In the copy, keep every record exact and leave out all images.

--- start Exercise materials ---

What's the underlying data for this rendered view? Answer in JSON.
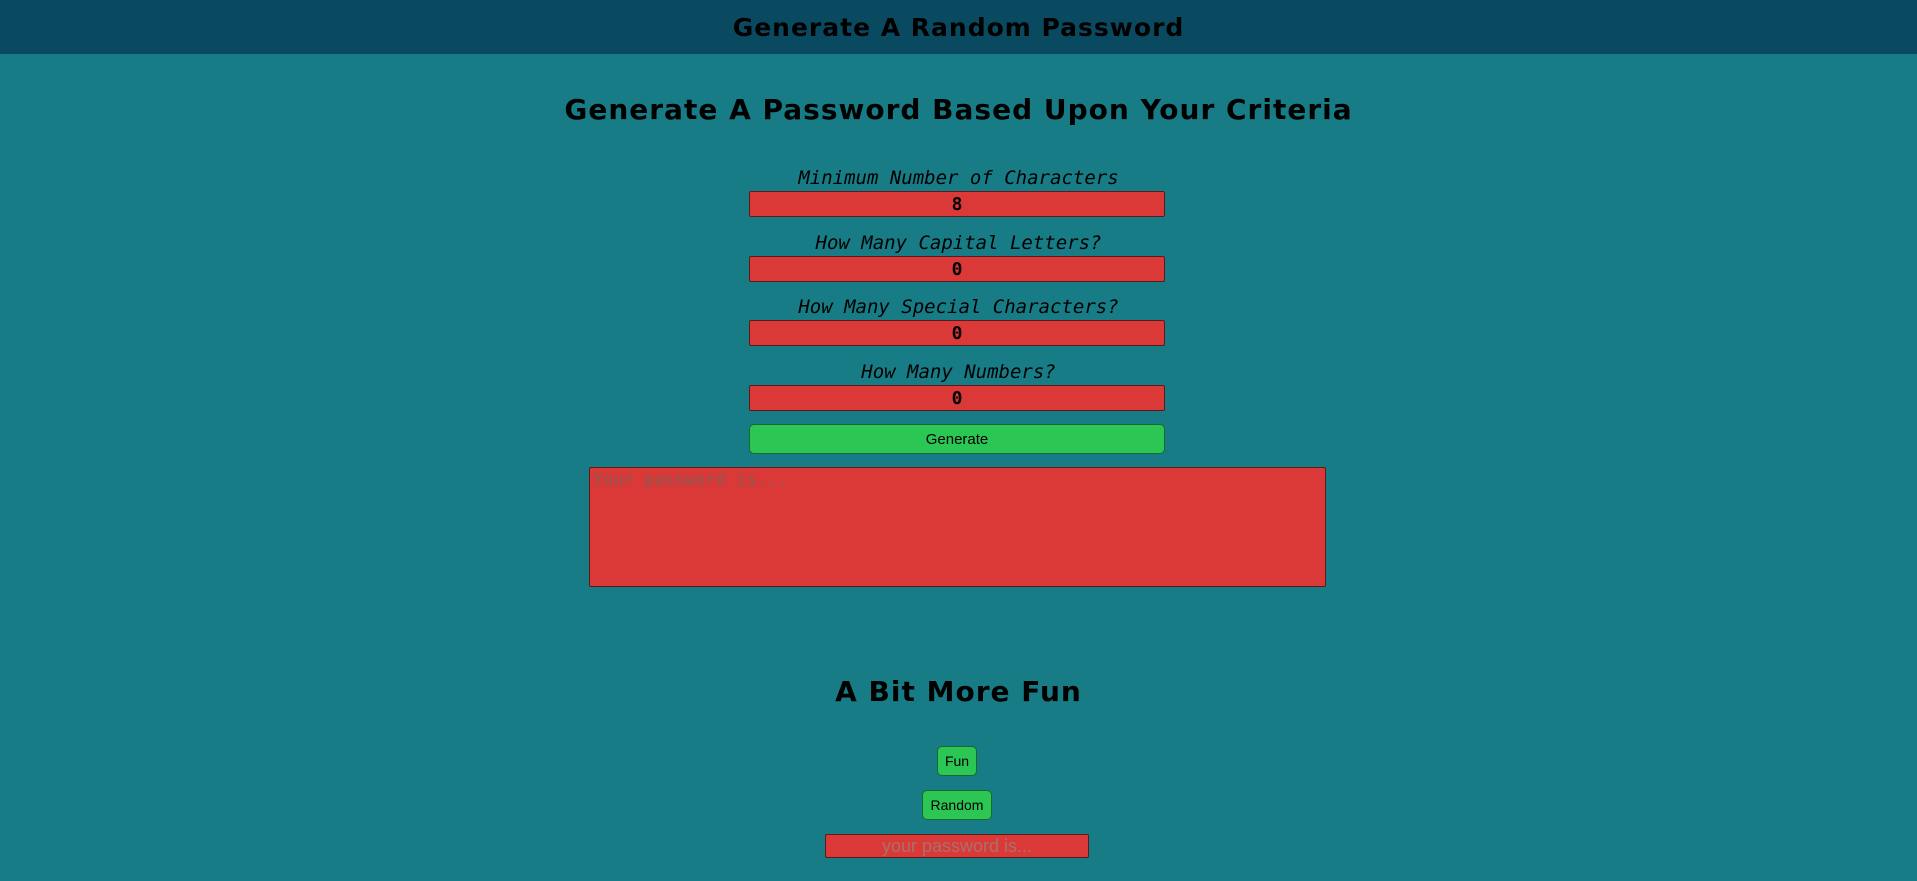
{
  "header": {
    "title": "Generate A Random Password"
  },
  "main": {
    "heading": "Generate A Password Based Upon Your Criteria",
    "fields": [
      {
        "label": "Minimum Number of Characters",
        "value": "8"
      },
      {
        "label": "How Many Capital Letters?",
        "value": "0"
      },
      {
        "label": "How Many Special Characters?",
        "value": "0"
      },
      {
        "label": "How Many Numbers?",
        "value": "0"
      }
    ],
    "generate_label": "Generate",
    "result_placeholder": "Your password is..."
  },
  "fun": {
    "heading": "A Bit More Fun",
    "fun_label": "Fun",
    "random_label": "Random",
    "output_placeholder": "your password is..."
  },
  "colors": {
    "background": "#177c86",
    "header_bar": "#0a4a61",
    "input_red": "#db3937",
    "button_green": "#2cc654"
  }
}
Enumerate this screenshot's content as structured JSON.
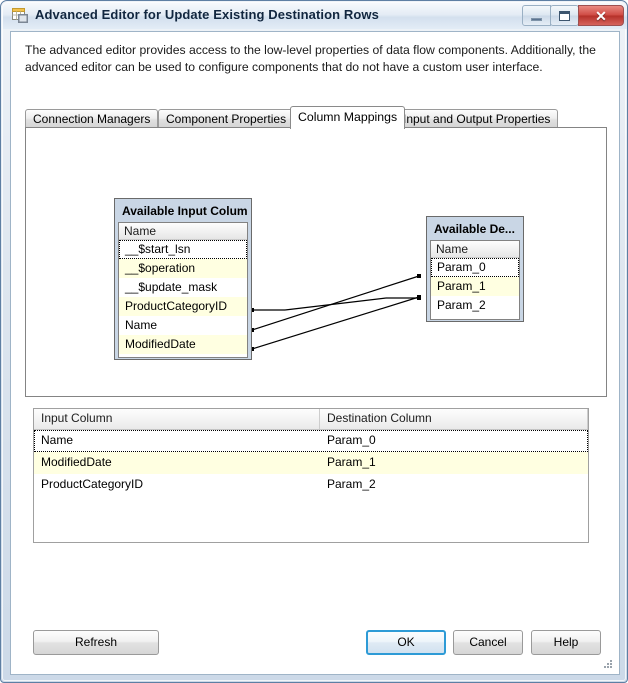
{
  "window": {
    "title": "Advanced Editor for Update Existing Destination Rows",
    "icon": "table-editor-icon",
    "minimize_label": "Minimize",
    "maximize_label": "Maximize",
    "close_label": "Close"
  },
  "description": "The advanced editor provides access to the low-level properties of data flow components. Additionally, the advanced editor can be used to configure components that do not have a custom user interface.",
  "tabs": [
    {
      "label": "Connection Managers",
      "selected": false
    },
    {
      "label": "Component Properties",
      "selected": false
    },
    {
      "label": "Column Mappings",
      "selected": true
    },
    {
      "label": "Input and Output Properties",
      "selected": false
    }
  ],
  "input_box": {
    "title": "Available Input Colum...",
    "header": "Name",
    "rows": [
      {
        "name": "__$start_lsn",
        "highlighted": false,
        "focused": true
      },
      {
        "name": "__$operation",
        "highlighted": true,
        "focused": false
      },
      {
        "name": "__$update_mask",
        "highlighted": false,
        "focused": false
      },
      {
        "name": "ProductCategoryID",
        "highlighted": true,
        "focused": false
      },
      {
        "name": "Name",
        "highlighted": false,
        "focused": false
      },
      {
        "name": "ModifiedDate",
        "highlighted": true,
        "focused": false
      }
    ]
  },
  "destination_box": {
    "title": "Available De...",
    "header": "Name",
    "rows": [
      {
        "name": "Param_0",
        "highlighted": false,
        "focused": true
      },
      {
        "name": "Param_1",
        "highlighted": true,
        "focused": false
      },
      {
        "name": "Param_2",
        "highlighted": false,
        "focused": false
      }
    ]
  },
  "mapping_grid": {
    "columns": [
      "Input Column",
      "Destination Column"
    ],
    "rows": [
      {
        "input": "Name",
        "destination": "Param_0",
        "highlighted": false,
        "focused": true
      },
      {
        "input": "ModifiedDate",
        "destination": "Param_1",
        "highlighted": true,
        "focused": false
      },
      {
        "input": "ProductCategoryID",
        "destination": "Param_2",
        "highlighted": false,
        "focused": false
      }
    ]
  },
  "buttons": {
    "refresh": "Refresh",
    "ok": "OK",
    "cancel": "Cancel",
    "help": "Help"
  },
  "colors": {
    "highlight_row": "#FFFFE1",
    "box_fill": "#C9D6E5",
    "default_button_border": "#2E9BD6",
    "close_button": "#CF4B44"
  }
}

--- end Exercise materials ---

— Correct answer —
What's the underlying data for this rendered view? Answer in JSON.
{
  "header": {
    "title": "Generate A Random Password"
  },
  "main": {
    "heading": "Generate A Password Based Upon Your Criteria",
    "fields": [
      {
        "label": "Minimum Number of Characters",
        "value": "8"
      },
      {
        "label": "How Many Capital Letters?",
        "value": "0"
      },
      {
        "label": "How Many Special Characters?",
        "value": "0"
      },
      {
        "label": "How Many Numbers?",
        "value": "0"
      }
    ],
    "generate_label": "Generate",
    "result_placeholder": "Your password is..."
  },
  "fun": {
    "heading": "A Bit More Fun",
    "fun_label": "Fun",
    "random_label": "Random",
    "output_placeholder": "your password is..."
  },
  "colors": {
    "background": "#177c86",
    "header_bar": "#0a4a61",
    "input_red": "#db3937",
    "button_green": "#2cc654"
  }
}
Enumerate this screenshot's content as structured JSON.
{
  "window": {
    "title": "Advanced Editor for Update Existing Destination Rows",
    "icon": "table-editor-icon",
    "minimize_label": "Minimize",
    "maximize_label": "Maximize",
    "close_label": "Close"
  },
  "description": "The advanced editor provides access to the low-level properties of data flow components. Additionally, the advanced editor can be used to configure components that do not have a custom user interface.",
  "tabs": [
    {
      "label": "Connection Managers",
      "selected": false
    },
    {
      "label": "Component Properties",
      "selected": false
    },
    {
      "label": "Column Mappings",
      "selected": true
    },
    {
      "label": "Input and Output Properties",
      "selected": false
    }
  ],
  "input_box": {
    "title": "Available Input Colum...",
    "header": "Name",
    "rows": [
      {
        "name": "__$start_lsn",
        "highlighted": false,
        "focused": true
      },
      {
        "name": "__$operation",
        "highlighted": true,
        "focused": false
      },
      {
        "name": "__$update_mask",
        "highlighted": false,
        "focused": false
      },
      {
        "name": "ProductCategoryID",
        "highlighted": true,
        "focused": false
      },
      {
        "name": "Name",
        "highlighted": false,
        "focused": false
      },
      {
        "name": "ModifiedDate",
        "highlighted": true,
        "focused": false
      }
    ]
  },
  "destination_box": {
    "title": "Available De...",
    "header": "Name",
    "rows": [
      {
        "name": "Param_0",
        "highlighted": false,
        "focused": true
      },
      {
        "name": "Param_1",
        "highlighted": true,
        "focused": false
      },
      {
        "name": "Param_2",
        "highlighted": false,
        "focused": false
      }
    ]
  },
  "mapping_grid": {
    "columns": [
      "Input Column",
      "Destination Column"
    ],
    "rows": [
      {
        "input": "Name",
        "destination": "Param_0",
        "highlighted": false,
        "focused": true
      },
      {
        "input": "ModifiedDate",
        "destination": "Param_1",
        "highlighted": true,
        "focused": false
      },
      {
        "input": "ProductCategoryID",
        "destination": "Param_2",
        "highlighted": false,
        "focused": false
      }
    ]
  },
  "buttons": {
    "refresh": "Refresh",
    "ok": "OK",
    "cancel": "Cancel",
    "help": "Help"
  },
  "colors": {
    "highlight_row": "#FFFFE1",
    "box_fill": "#C9D6E5",
    "default_button_border": "#2E9BD6",
    "close_button": "#CF4B44"
  }
}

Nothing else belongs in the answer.